Directive:
Keep only the lines where "使用SEL" appears.

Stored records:
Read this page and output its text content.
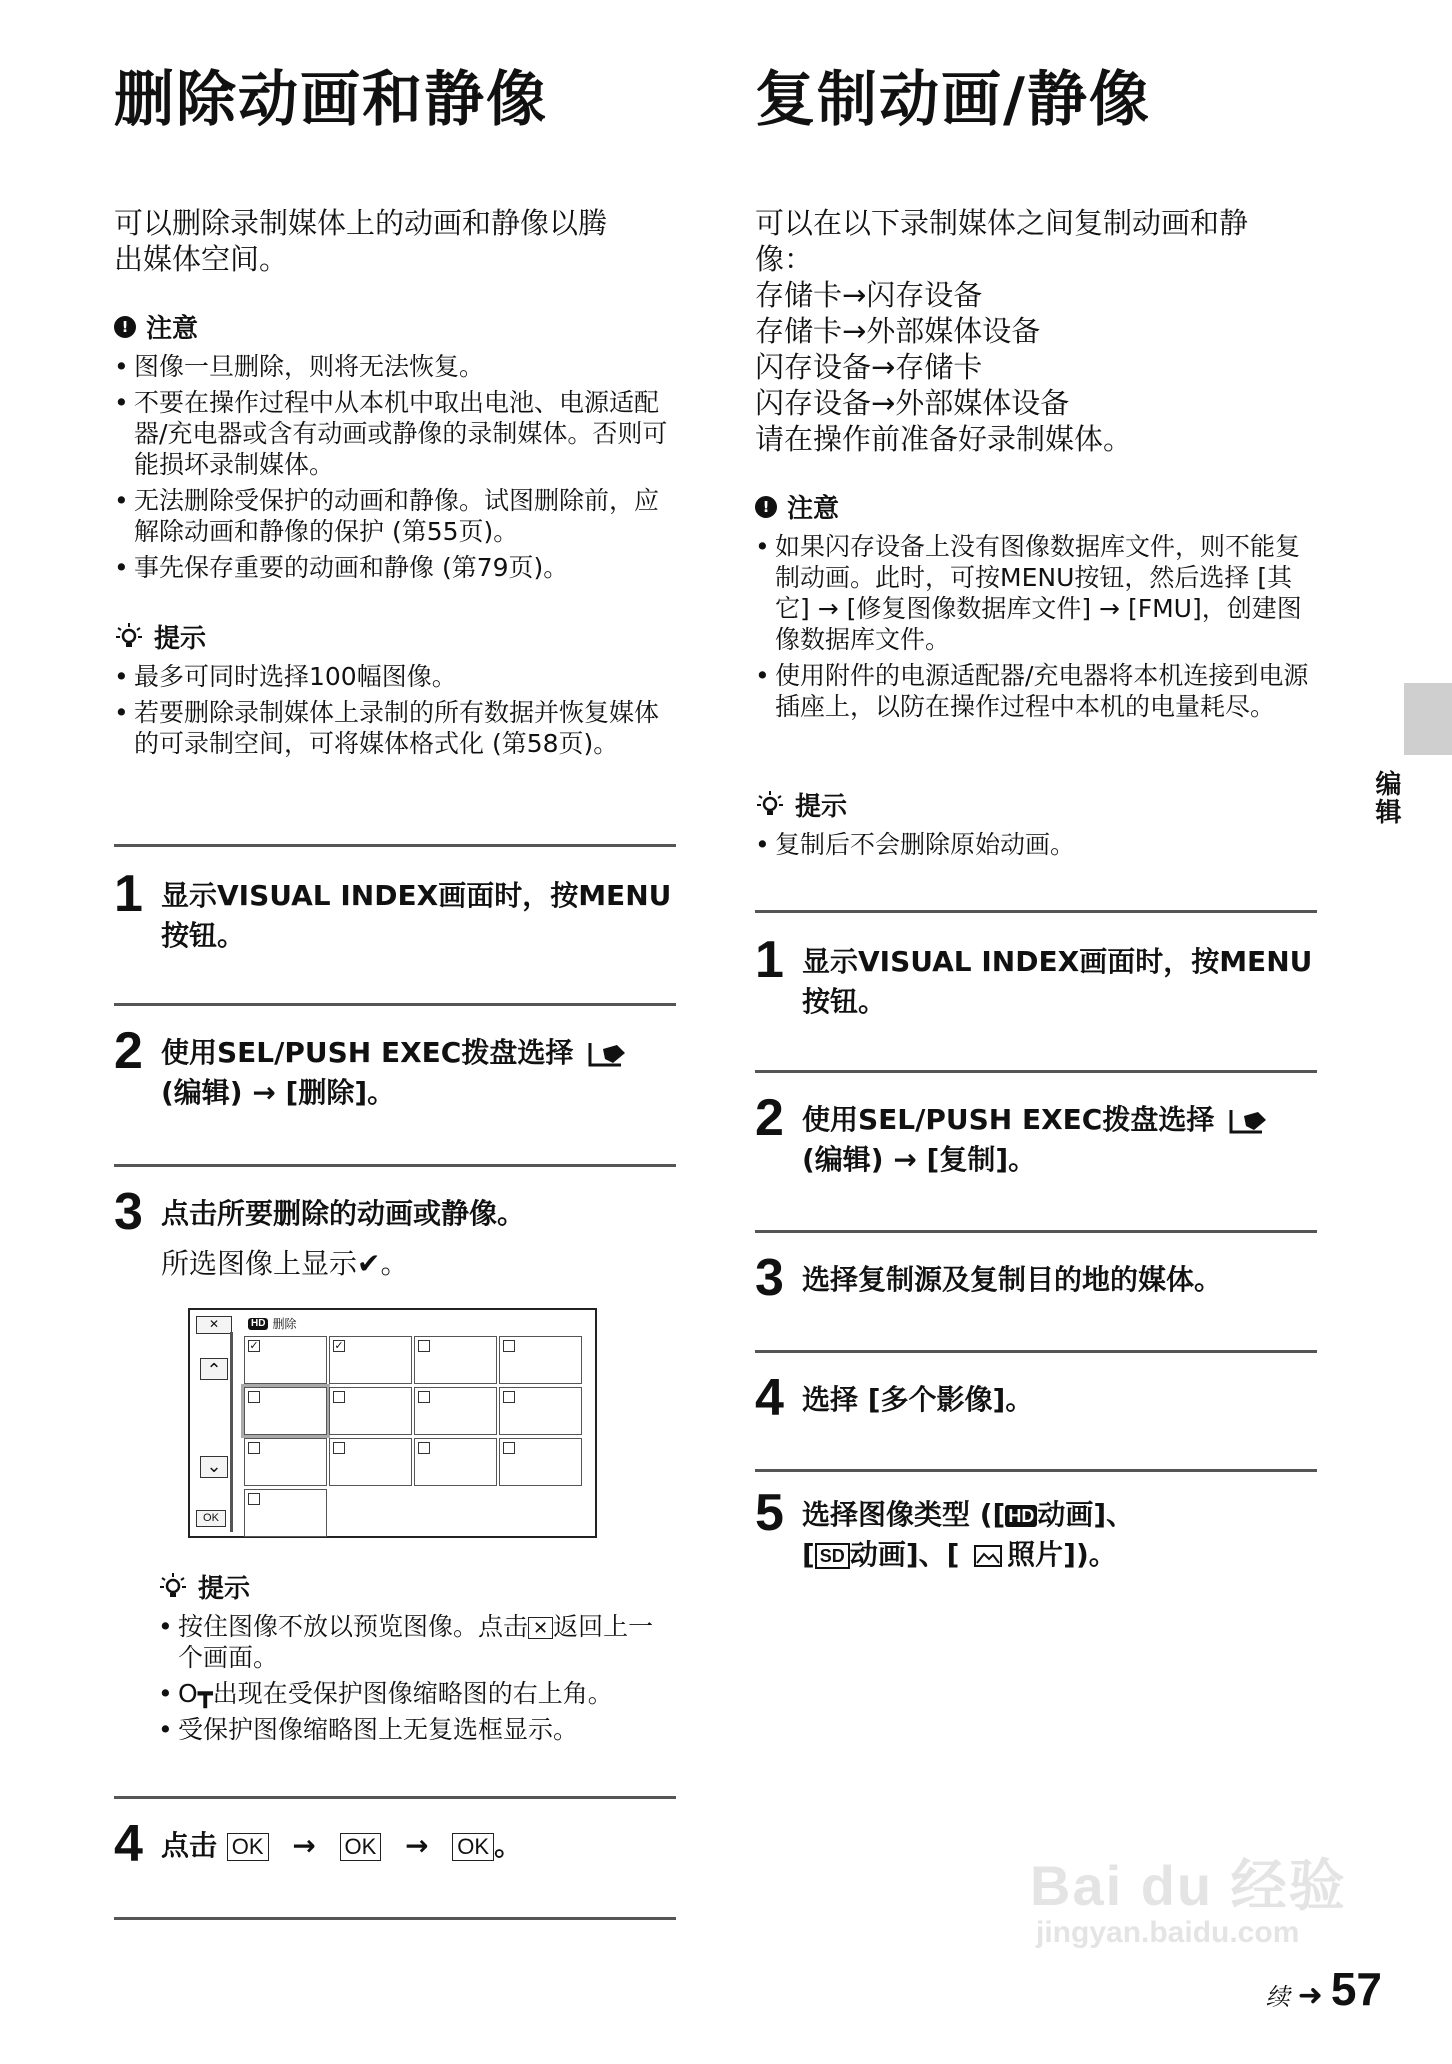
删除动画和静像

可以删除录制媒体上的动画和静像以腾

出媒体空间。

! 注意
• 图像一旦删除，则将无法恢复。
• 不要在操作过程中从本机中取出电池、电源适配器/充电器或含有动画或静像的录制媒体。否则可能损坏录制媒体。
• 无法删除受保护的动画和静像。试图删除前，应解除动画和静像的保护 (第55页)。
• 事先保存重要的动画和静像 (第79页)。
提示
• 最多可同时选择100幅图像。
• 若要删除录制媒体上录制的所有数据并恢复媒体的可录制空间，可将媒体格式化 (第58页)。
1 显示VISUAL INDEX画面时，按MENU按钮。
2 使用SEL/PUSH EXEC拨盘选择  (编辑) → [删除]。
3 点击所要删除的动画或静像。
所选图像上显示✔。
✕	HD 删除
⌃
⌄
OK
✓	✓
提示
• 按住图像不放以预览图像。点击 ✕ 返回上一个画面。
• O┳出现在受保护图像缩略图的右上角。
• 受保护图像缩略图上无复选框显示。
4 点击 OK → OK → OK 。
复制动画/静像

可以在以下录制媒体之间复制动画和静

像：

存储卡→闪存设备

存储卡→外部媒体设备

闪存设备→存储卡

闪存设备→外部媒体设备

请在操作前准备好录制媒体。

! 注意
• 如果闪存设备上没有图像数据库文件，则不能复制动画。此时，可按MENU按钮，然后选择 [其它] → [修复图像数据库文件] → [FMU]，创建图像数据库文件。
• 使用附件的电源适配器/充电器将本机连接到电源插座上，以防在操作过程中本机的电量耗尽。
提示
• 复制后不会删除原始动画。
1 显示VISUAL INDEX画面时，按MENU按钮。
2 使用SEL/PUSH EXEC拨盘选择  (编辑) → [复制]。
3 选择复制源及复制目的地的媒体。
4 选择 [多个影像]。
5 选择图像类型 ([ HD 动画]、
[ SD 动画]、[ 照片])。
编辑
Bai du 经验
jingyan.baidu.com
续 ➜ 57
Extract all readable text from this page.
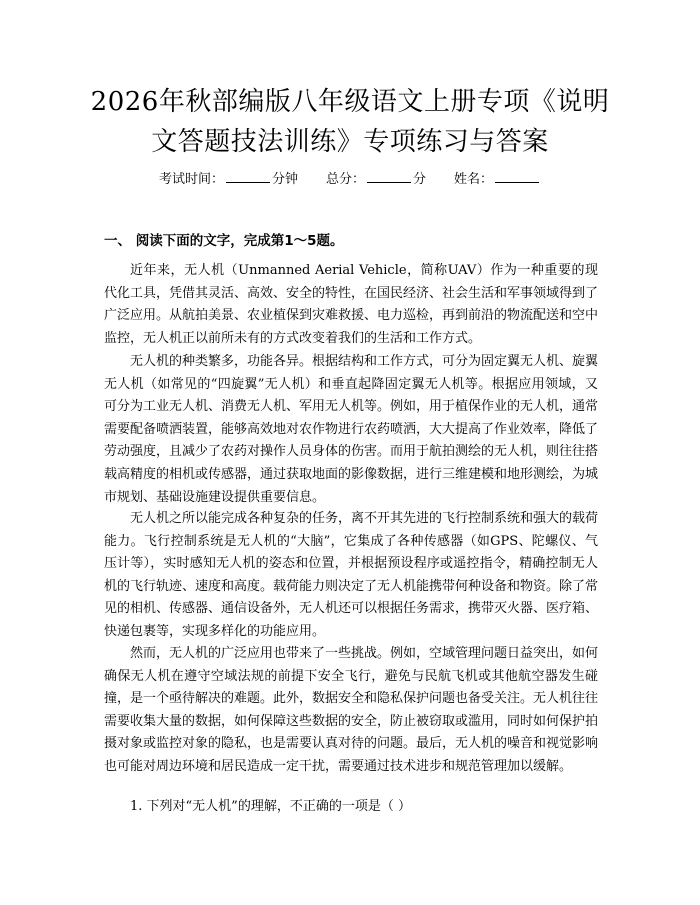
2026年秋部编版八年级语文上册专项《说明
文答题技法训练》专项练习与答案
考试时间：	分钟 总分：	分 姓名：
一、 阅读下面的文字，完成第1～5题。

近年来，无人机（Unmanned Aerial Vehicle，简称UAV）作为一种重要的现代化工具，凭借其灵活、高效、安全的特性，在国民经济、社会生活和军事领域得到了广泛应用。从航拍美景、农业植保到灾难救援、电力巡检，再到前沿的物流配送和空中监控，无人机正以前所未有的方式改变着我们的生活和工作方式。

无人机的种类繁多，功能各异。根据结构和工作方式，可分为固定翼无人机、旋翼无人机（如常见的“四旋翼”无人机）和垂直起降固定翼无人机等。根据应用领域，又可分为工业无人机、消费无人机、军用无人机等。例如，用于植保作业的无人机，通常需要配备喷洒装置，能够高效地对农作物进行农药喷洒，大大提高了作业效率，降低了劳动强度，且减少了农药对操作人员身体的伤害。而用于航拍测绘的无人机，则往往搭载高精度的相机或传感器，通过获取地面的影像数据，进行三维建模和地形测绘，为城市规划、基础设施建设提供重要信息。

无人机之所以能完成各种复杂的任务，离不开其先进的飞行控制系统和强大的载荷能力。飞行控制系统是无人机的“大脑”，它集成了各种传感器（如GPS、陀螺仪、气压计等），实时感知无人机的姿态和位置，并根据预设程序或遥控指令，精确控制无人机的飞行轨迹、速度和高度。载荷能力则决定了无人机能携带何种设备和物资。除了常见的相机、传感器、通信设备外，无人机还可以根据任务需求，携带灭火器、医疗箱、快递包裹等，实现多样化的功能应用。

然而，无人机的广泛应用也带来了一些挑战。例如，空域管理问题日益突出，如何确保无人机在遵守空域法规的前提下安全飞行，避免与民航飞机或其他航空器发生碰撞，是一个亟待解决的难题。此外，数据安全和隐私保护问题也备受关注。无人机往往需要收集大量的数据，如何保障这些数据的安全，防止被窃取或滥用，同时如何保护拍摄对象或监控对象的隐私，也是需要认真对待的问题。最后，无人机的噪音和视觉影响也可能对周边环境和居民造成一定干扰，需要通过技术进步和规范管理加以缓解。

1. 下列对“无人机”的理解，不正确的一项是（ ）
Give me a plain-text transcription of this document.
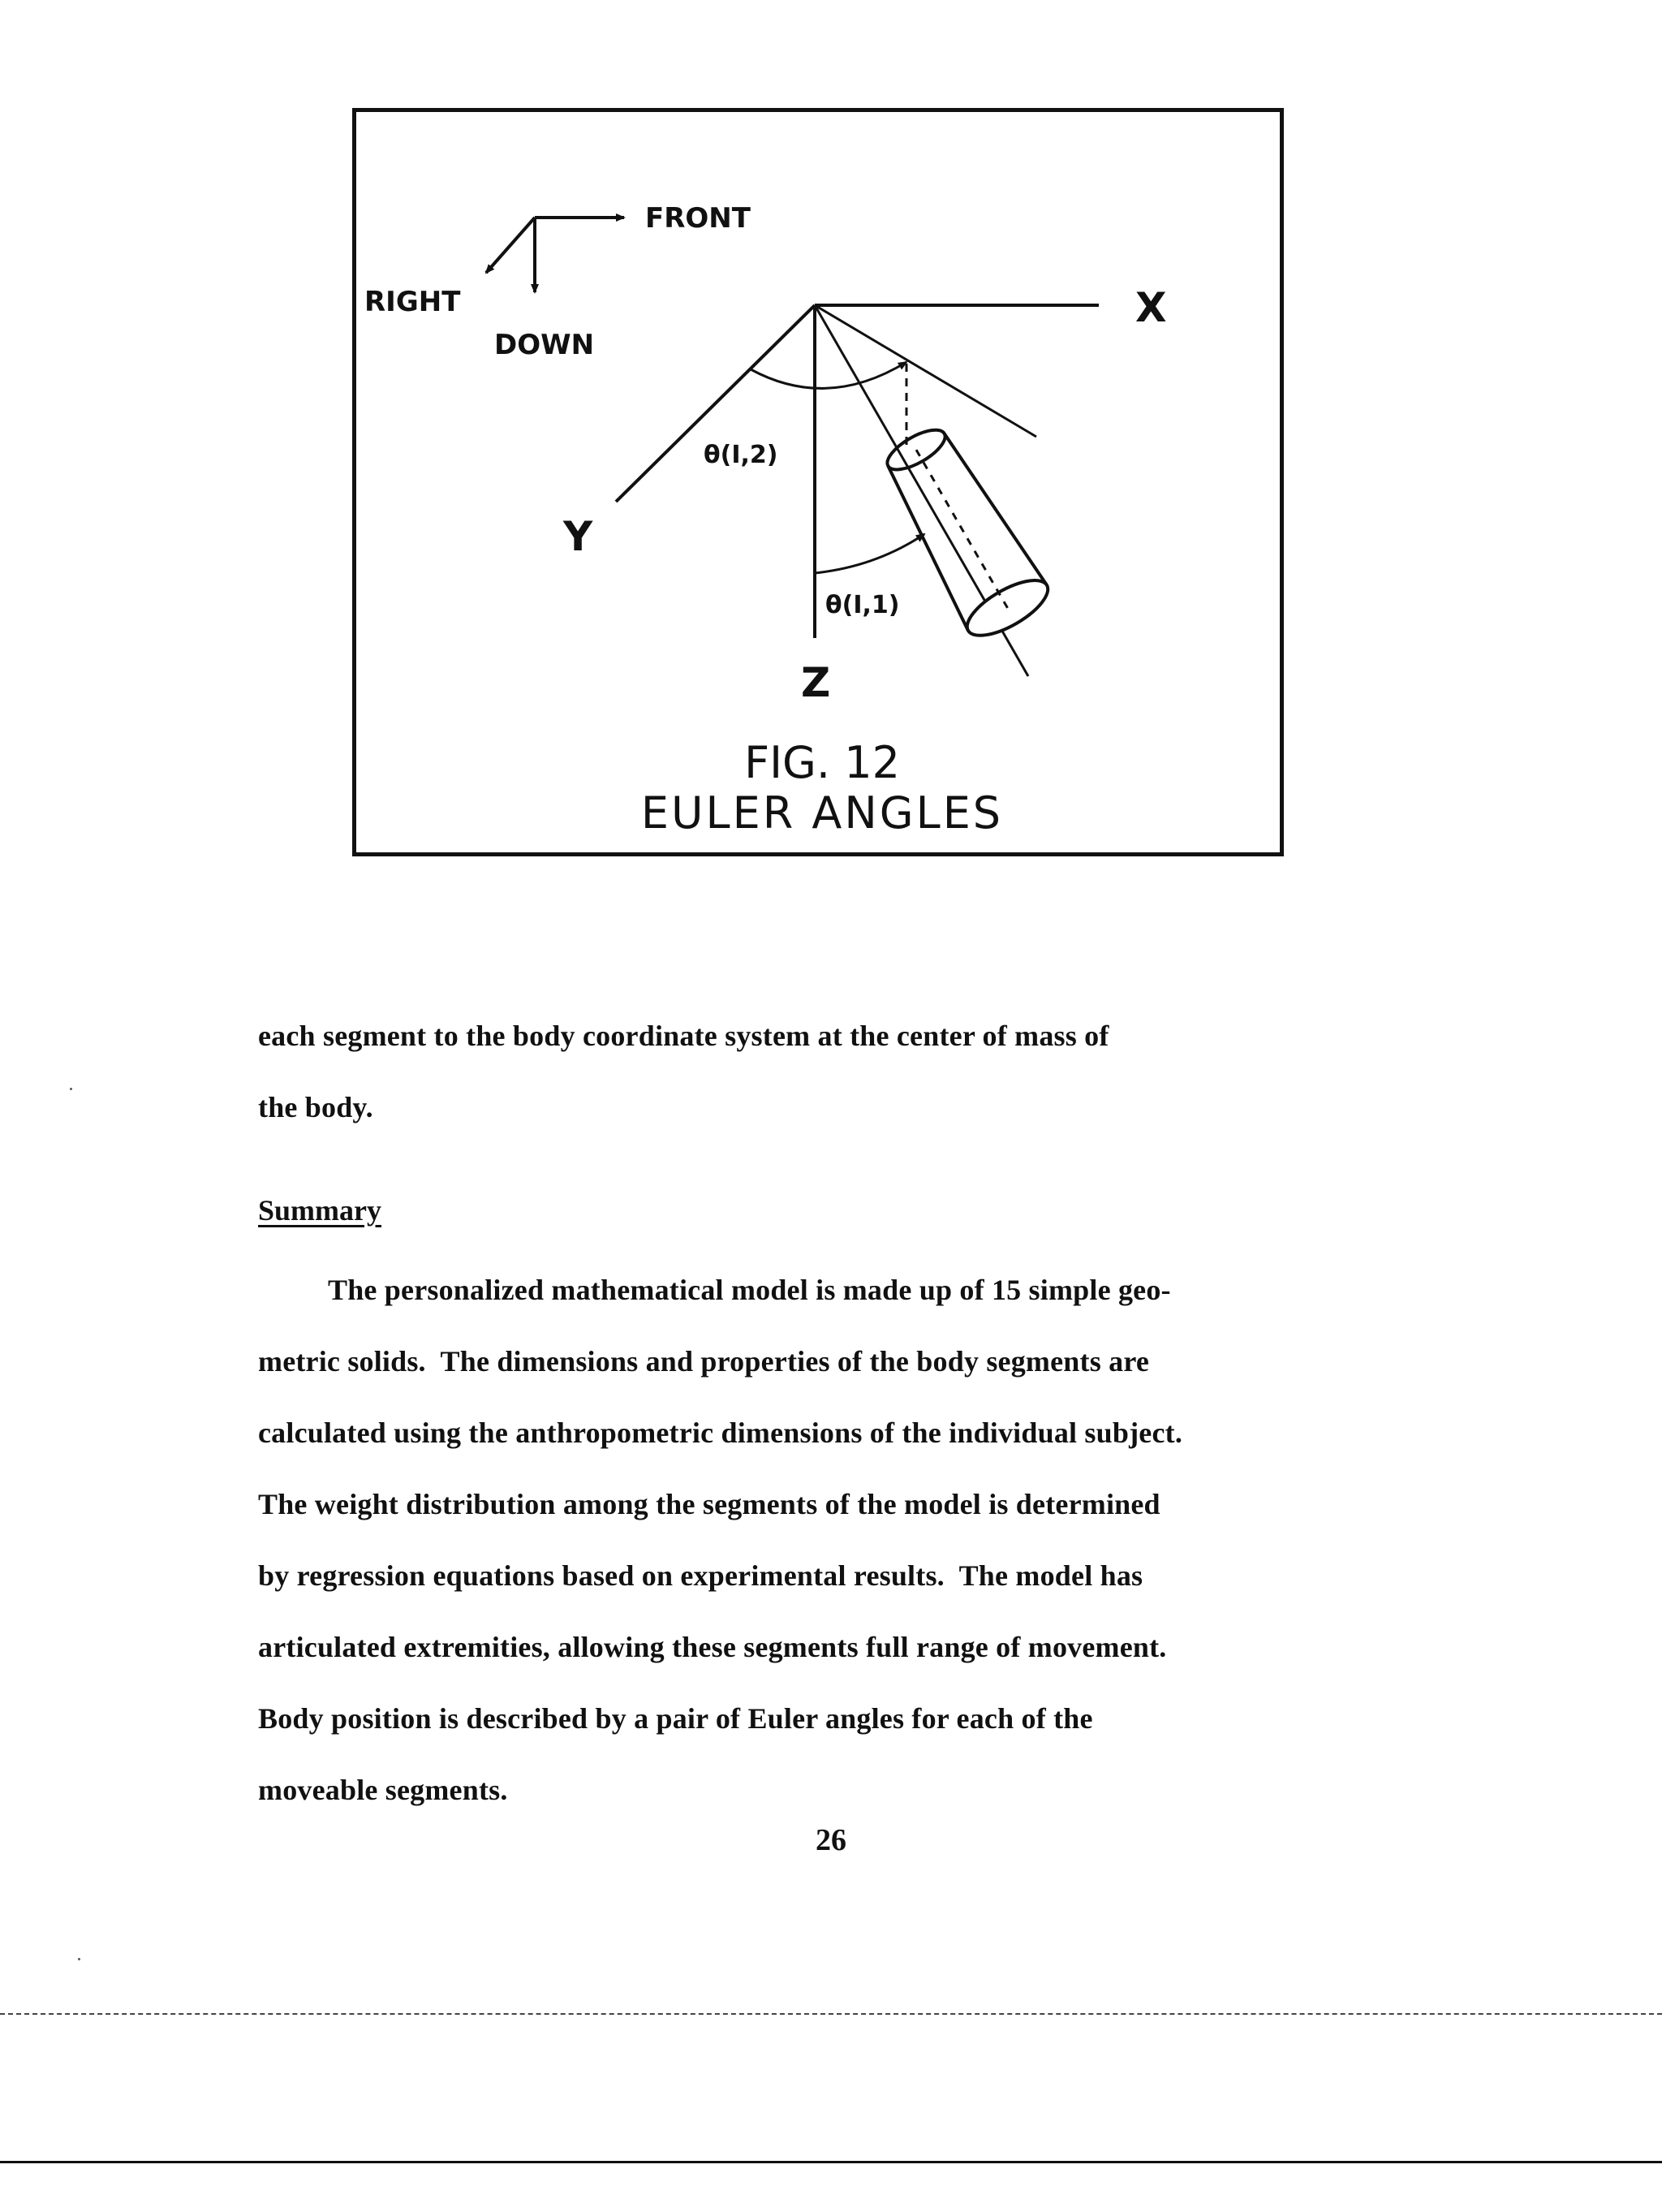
FRONT
RIGHT
DOWN
X
Y
Z
θ(I,2)
θ(I,1)
FIG. 12
EULER ANGLES

each segment to the body coordinate system at the center of mass of

the body.

Summary

The personalized mathematical model is made up of 15 simple geo-

metric solids.  The dimensions and properties of the body segments are

calculated using the anthropometric dimensions of the individual subject.

The weight distribution among the segments of the model is determined

by regression equations based on experimental results.  The model has

articulated extremities, allowing these segments full range of movement.

Body position is described by a pair of Euler angles for each of the

moveable segments.

26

The answer:
2 使用SEL/PUSH EXEC拨盘选择  (编辑) → [删除]。
2 使用SEL/PUSH EXEC拨盘选择  (编辑) → [复制]。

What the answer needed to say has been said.